> [Problem requirements]:
Quote the data below in full, please, without altering anything.

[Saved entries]
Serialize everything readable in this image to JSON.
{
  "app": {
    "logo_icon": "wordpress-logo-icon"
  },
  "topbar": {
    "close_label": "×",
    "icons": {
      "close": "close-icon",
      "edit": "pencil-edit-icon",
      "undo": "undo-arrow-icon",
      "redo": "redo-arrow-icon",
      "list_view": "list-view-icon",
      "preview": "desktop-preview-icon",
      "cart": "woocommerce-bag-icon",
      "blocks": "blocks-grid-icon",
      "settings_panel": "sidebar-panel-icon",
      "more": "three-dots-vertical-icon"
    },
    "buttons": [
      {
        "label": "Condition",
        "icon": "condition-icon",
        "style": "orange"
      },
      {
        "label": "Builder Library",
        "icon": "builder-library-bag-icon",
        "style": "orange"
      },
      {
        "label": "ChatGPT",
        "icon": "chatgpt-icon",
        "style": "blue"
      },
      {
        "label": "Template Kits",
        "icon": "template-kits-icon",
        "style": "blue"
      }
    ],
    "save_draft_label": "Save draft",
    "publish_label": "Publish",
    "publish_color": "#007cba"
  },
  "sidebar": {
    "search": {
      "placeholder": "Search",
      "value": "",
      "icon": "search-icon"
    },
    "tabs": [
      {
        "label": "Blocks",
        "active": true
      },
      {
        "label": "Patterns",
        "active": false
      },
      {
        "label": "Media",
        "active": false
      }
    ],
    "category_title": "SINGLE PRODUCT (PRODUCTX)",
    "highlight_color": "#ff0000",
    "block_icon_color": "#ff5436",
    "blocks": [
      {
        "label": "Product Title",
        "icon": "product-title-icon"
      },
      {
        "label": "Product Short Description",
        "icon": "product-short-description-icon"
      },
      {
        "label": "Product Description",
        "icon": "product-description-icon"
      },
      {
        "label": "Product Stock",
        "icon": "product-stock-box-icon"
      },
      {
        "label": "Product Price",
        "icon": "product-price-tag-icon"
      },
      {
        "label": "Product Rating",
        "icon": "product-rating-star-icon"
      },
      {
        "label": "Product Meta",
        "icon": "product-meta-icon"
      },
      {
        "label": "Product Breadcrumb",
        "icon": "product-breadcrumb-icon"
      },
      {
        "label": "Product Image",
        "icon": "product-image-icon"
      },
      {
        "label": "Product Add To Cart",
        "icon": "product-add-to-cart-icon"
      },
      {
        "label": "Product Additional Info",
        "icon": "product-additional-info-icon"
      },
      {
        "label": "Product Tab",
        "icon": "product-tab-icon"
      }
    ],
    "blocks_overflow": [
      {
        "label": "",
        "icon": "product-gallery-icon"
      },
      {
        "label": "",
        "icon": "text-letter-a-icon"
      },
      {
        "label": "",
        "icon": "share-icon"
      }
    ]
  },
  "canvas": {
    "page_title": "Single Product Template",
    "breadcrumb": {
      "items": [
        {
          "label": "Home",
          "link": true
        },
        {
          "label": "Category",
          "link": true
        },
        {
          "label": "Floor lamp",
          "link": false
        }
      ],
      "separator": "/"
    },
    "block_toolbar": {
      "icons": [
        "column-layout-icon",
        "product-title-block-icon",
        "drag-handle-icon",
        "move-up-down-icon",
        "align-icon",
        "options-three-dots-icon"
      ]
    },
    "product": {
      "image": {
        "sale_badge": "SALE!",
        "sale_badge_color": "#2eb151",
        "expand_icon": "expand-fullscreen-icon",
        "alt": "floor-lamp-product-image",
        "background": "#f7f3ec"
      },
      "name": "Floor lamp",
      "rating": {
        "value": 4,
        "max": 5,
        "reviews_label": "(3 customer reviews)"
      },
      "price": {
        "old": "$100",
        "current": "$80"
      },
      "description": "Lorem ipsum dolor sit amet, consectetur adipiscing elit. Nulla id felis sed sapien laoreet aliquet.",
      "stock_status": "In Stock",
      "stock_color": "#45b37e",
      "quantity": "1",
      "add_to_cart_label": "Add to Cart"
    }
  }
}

> [Final answer]:
Serialize everything readable in this image to JSON.
{
  "app": {
    "logo_icon": "wordpress-logo-icon"
  },
  "topbar": {
    "close_label": "×",
    "icons": {
      "close": "close-icon",
      "edit": "pencil-edit-icon",
      "undo": "undo-arrow-icon",
      "redo": "redo-arrow-icon",
      "list_view": "list-view-icon",
      "preview": "desktop-preview-icon",
      "cart": "woocommerce-bag-icon",
      "blocks": "blocks-grid-icon",
      "settings_panel": "sidebar-panel-icon",
      "more": "three-dots-vertical-icon"
    },
    "buttons": [
      {
        "label": "Condition",
        "icon": "condition-icon",
        "style": "orange"
      },
      {
        "label": "Builder Library",
        "icon": "builder-library-bag-icon",
        "style": "orange"
      },
      {
        "label": "ChatGPT",
        "icon": "chatgpt-icon",
        "style": "blue"
      },
      {
        "label": "Template Kits",
        "icon": "template-kits-icon",
        "style": "blue"
      }
    ],
    "save_draft_label": "Save draft",
    "publish_label": "Publish",
    "publish_color": "#007cba"
  },
  "sidebar": {
    "search": {
      "placeholder": "Search",
      "value": "",
      "icon": "search-icon"
    },
    "tabs": [
      {
        "label": "Blocks",
        "active": true
      },
      {
        "label": "Patterns",
        "active": false
      },
      {
        "label": "Media",
        "active": false
      }
    ],
    "category_title": "SINGLE PRODUCT (PRODUCTX)",
    "highlight_color": "#ff0000",
    "block_icon_color": "#ff5436",
    "blocks": [
      {
        "label": "Product Title",
        "icon": "product-title-icon"
      },
      {
        "label": "Product Short Description",
        "icon": "product-short-description-icon"
      },
      {
        "label": "Product Description",
        "icon": "product-description-icon"
      },
      {
        "label": "Product Stock",
        "icon": "product-stock-box-icon"
      },
      {
        "label": "Product Price",
        "icon": "product-price-tag-icon"
      },
      {
        "label": "Product Rating",
        "icon": "product-rating-star-icon"
      },
      {
        "label": "Product Meta",
        "icon": "product-meta-icon"
      },
      {
        "label": "Product Breadcrumb",
        "icon": "product-breadcrumb-icon"
      },
      {
        "label": "Product Image",
        "icon": "product-image-icon"
      },
      {
        "label": "Product Add To Cart",
        "icon": "product-add-to-cart-icon"
      },
      {
        "label": "Product Additional Info",
        "icon": "product-additional-info-icon"
      },
      {
        "label": "Product Tab",
        "icon": "product-tab-icon"
      }
    ],
    "blocks_overflow": [
      {
        "label": "",
        "icon": "product-gallery-icon"
      },
      {
        "label": "",
        "icon": "text-letter-a-icon"
      },
      {
        "label": "",
        "icon": "share-icon"
      }
    ]
  },
  "canvas": {
    "page_title": "Single Product Template",
    "breadcrumb": {
      "items": [
        {
          "label": "Home",
          "link": true
        },
        {
          "label": "Category",
          "link": true
        },
        {
          "label": "Floor lamp",
          "link": false
        }
      ],
      "separator": "/"
    },
    "block_toolbar": {
      "icons": [
        "column-layout-icon",
        "product-title-block-icon",
        "drag-handle-icon",
        "move-up-down-icon",
        "align-icon",
        "options-three-dots-icon"
      ]
    },
    "product": {
      "image": {
        "sale_badge": "SALE!",
        "sale_badge_color": "#2eb151",
        "expand_icon": "expand-fullscreen-icon",
        "alt": "floor-lamp-product-image",
        "background": "#f7f3ec"
      },
      "name": "Floor lamp",
      "rating": {
        "value": 4,
        "max": 5,
        "reviews_label": "(3 customer reviews)"
      },
      "price": {
        "old": "$100",
        "current": "$80"
      },
      "description": "Lorem ipsum dolor sit amet, consectetur adipiscing elit. Nulla id felis sed sapien laoreet aliquet.",
      "stock_status": "In Stock",
      "stock_color": "#45b37e",
      "quantity": "1",
      "add_to_cart_label": "Add to Cart"
    }
  }
}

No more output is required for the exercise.